*Directions*
Identify every line in the records below that contains the word "anderen", and reproduce each one.

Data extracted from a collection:

---+---

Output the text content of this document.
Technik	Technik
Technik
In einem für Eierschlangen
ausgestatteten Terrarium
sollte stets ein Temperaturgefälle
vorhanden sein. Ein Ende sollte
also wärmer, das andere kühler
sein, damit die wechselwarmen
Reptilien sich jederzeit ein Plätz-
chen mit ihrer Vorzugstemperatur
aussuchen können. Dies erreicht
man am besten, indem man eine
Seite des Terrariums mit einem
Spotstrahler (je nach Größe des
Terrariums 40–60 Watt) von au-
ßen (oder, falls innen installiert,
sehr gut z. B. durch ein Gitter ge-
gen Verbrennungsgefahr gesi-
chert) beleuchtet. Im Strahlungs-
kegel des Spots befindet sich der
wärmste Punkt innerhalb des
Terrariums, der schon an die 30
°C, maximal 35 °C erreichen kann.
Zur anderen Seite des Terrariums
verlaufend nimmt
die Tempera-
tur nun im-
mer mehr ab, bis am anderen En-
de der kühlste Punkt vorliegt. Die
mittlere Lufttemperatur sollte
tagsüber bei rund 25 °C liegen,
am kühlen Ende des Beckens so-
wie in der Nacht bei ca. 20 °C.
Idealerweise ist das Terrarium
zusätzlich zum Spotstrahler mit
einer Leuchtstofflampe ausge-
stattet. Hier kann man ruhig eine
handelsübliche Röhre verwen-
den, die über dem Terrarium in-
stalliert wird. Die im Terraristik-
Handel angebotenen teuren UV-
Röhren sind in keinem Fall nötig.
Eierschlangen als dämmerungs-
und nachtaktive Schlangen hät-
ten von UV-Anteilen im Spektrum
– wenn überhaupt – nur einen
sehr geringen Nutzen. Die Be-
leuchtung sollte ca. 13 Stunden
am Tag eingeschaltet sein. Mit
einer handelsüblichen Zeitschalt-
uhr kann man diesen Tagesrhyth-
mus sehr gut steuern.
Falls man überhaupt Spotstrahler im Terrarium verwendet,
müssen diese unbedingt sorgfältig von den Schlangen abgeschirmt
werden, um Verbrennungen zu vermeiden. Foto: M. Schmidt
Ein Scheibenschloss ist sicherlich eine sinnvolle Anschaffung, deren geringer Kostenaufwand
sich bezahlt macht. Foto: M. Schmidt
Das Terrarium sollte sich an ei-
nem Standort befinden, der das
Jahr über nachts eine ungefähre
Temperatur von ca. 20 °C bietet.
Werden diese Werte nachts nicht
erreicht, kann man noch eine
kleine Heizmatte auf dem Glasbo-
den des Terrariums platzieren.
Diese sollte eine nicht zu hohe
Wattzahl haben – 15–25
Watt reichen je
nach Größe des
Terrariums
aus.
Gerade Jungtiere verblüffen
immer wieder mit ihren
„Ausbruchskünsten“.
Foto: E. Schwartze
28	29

---+---

*Full answer*
Zur anderen Seite des Terrariums
mer mehr ab, bis am anderen En-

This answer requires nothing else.